• **Stored data**:
++++++++++++++++++++

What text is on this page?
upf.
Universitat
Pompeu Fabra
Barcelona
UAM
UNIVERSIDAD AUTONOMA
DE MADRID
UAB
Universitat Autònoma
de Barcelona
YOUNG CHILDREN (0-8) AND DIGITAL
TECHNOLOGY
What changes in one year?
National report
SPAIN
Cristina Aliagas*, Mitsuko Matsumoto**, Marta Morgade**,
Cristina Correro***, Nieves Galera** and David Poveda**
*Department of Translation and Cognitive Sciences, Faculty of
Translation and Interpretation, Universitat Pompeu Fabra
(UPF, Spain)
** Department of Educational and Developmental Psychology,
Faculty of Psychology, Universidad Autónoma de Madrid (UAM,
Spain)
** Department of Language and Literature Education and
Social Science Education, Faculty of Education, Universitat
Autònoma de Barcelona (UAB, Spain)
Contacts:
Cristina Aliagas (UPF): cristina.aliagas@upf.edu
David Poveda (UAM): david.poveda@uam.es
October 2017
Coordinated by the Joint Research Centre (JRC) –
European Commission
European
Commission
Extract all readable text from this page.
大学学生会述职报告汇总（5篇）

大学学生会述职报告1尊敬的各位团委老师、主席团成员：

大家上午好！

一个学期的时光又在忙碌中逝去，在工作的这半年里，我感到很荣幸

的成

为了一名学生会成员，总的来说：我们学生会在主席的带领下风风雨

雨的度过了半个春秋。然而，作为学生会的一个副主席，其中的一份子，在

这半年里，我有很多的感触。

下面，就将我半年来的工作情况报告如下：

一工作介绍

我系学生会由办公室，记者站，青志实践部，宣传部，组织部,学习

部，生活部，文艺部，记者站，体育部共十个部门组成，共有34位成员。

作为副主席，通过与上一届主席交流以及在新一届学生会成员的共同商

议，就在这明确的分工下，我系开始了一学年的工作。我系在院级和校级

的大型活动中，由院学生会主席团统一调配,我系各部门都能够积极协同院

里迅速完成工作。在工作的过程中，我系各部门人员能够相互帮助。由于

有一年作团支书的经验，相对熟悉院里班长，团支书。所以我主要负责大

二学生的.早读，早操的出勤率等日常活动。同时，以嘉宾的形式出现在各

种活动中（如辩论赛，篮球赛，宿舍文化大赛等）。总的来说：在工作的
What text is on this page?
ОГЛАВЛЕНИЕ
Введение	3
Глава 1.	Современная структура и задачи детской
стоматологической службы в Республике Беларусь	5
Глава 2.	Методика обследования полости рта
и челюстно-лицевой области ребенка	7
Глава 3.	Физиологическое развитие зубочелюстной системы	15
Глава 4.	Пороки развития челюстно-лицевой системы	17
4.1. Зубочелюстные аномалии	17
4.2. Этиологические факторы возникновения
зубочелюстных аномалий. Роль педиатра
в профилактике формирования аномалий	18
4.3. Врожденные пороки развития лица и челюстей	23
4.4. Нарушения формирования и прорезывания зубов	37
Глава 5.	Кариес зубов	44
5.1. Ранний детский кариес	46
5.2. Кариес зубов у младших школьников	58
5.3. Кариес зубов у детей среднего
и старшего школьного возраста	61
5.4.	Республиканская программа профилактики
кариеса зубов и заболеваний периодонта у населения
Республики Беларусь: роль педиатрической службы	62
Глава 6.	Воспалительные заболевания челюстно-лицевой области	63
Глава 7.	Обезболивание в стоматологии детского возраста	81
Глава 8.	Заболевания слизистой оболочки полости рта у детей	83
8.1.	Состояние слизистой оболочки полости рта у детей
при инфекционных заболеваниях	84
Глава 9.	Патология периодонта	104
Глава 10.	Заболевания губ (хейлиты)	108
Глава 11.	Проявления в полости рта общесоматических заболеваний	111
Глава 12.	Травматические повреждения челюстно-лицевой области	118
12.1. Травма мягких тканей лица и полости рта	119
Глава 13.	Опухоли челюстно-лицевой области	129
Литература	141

++++++++++++++++++++

• **What the task asks**: Exactly reproduce every record.

• **Result of this task**:
What text is on this page?
upf.
Universitat
Pompeu Fabra
Barcelona
UAM
UNIVERSIDAD AUTONOMA
DE MADRID
UAB
Universitat Autònoma
de Barcelona
YOUNG CHILDREN (0-8) AND DIGITAL
TECHNOLOGY
What changes in one year?
National report
SPAIN
Cristina Aliagas*, Mitsuko Matsumoto**, Marta Morgade**,
Cristina Correro***, Nieves Galera** and David Poveda**
*Department of Translation and Cognitive Sciences, Faculty of
Translation and Interpretation, Universitat Pompeu Fabra
(UPF, Spain)
** Department of Educational and Developmental Psychology,
Faculty of Psychology, Universidad Autónoma de Madrid (UAM,
Spain)
** Department of Language and Literature Education and
Social Science Education, Faculty of Education, Universitat
Autònoma de Barcelona (UAB, Spain)
Contacts:
Cristina Aliagas (UPF): cristina.aliagas@upf.edu
David Poveda (UAM): david.poveda@uam.es
October 2017
Coordinated by the Joint Research Centre (JRC) –
European Commission
European
Commission
Extract all readable text from this page.
大学学生会述职报告汇总（5篇）

大学学生会述职报告1尊敬的各位团委老师、主席团成员：

大家上午好！

一个学期的时光又在忙碌中逝去，在工作的这半年里，我感到很荣幸

的成

为了一名学生会成员，总的来说：我们学生会在主席的带领下风风雨

雨的度过了半个春秋。然而，作为学生会的一个副主席，其中的一份子，在

这半年里，我有很多的感触。

下面，就将我半年来的工作情况报告如下：

一工作介绍

我系学生会由办公室，记者站，青志实践部，宣传部，组织部,学习

部，生活部，文艺部，记者站，体育部共十个部门组成，共有34位成员。

作为副主席，通过与上一届主席交流以及在新一届学生会成员的共同商

议，就在这明确的分工下，我系开始了一学年的工作。我系在院级和校级

的大型活动中，由院学生会主席团统一调配,我系各部门都能够积极协同院

里迅速完成工作。在工作的过程中，我系各部门人员能够相互帮助。由于

有一年作团支书的经验，相对熟悉院里班长，团支书。所以我主要负责大

二学生的.早读，早操的出勤率等日常活动。同时，以嘉宾的形式出现在各

种活动中（如辩论赛，篮球赛，宿舍文化大赛等）。总的来说：在工作的
What text is on this page?
ОГЛАВЛЕНИЕ
Введение	3
Глава 1.	Современная структура и задачи детской
стоматологической службы в Республике Беларусь	5
Глава 2.	Методика обследования полости рта
и челюстно-лицевой области ребенка	7
Глава 3.	Физиологическое развитие зубочелюстной системы	15
Глава 4.	Пороки развития челюстно-лицевой системы	17
4.1. Зубочелюстные аномалии	17
4.2. Этиологические факторы возникновения
зубочелюстных аномалий. Роль педиатра
в профилактике формирования аномалий	18
4.3. Врожденные пороки развития лица и челюстей	23
4.4. Нарушения формирования и прорезывания зубов	37
Глава 5.	Кариес зубов	44
5.1. Ранний детский кариес	46
5.2. Кариес зубов у младших школьников	58
5.3. Кариес зубов у детей среднего
и старшего школьного возраста	61
5.4.	Республиканская программа профилактики
кариеса зубов и заболеваний периодонта у населения
Республики Беларусь: роль педиатрической службы	62
Глава 6.	Воспалительные заболевания челюстно-лицевой области	63
Глава 7.	Обезболивание в стоматологии детского возраста	81
Глава 8.	Заболевания слизистой оболочки полости рта у детей	83
8.1.	Состояние слизистой оболочки полости рта у детей
при инфекционных заболеваниях	84
Глава 9.	Патология периодонта	104
Глава 10.	Заболевания губ (хейлиты)	108
Глава 11.	Проявления в полости рта общесоматических заболеваний	111
Глава 12.	Травматические повреждения челюстно-лицевой области	118
12.1. Травма мягких тканей лица и полости рта	119
Глава 13.	Опухоли челюстно-лицевой области	129
Литература	141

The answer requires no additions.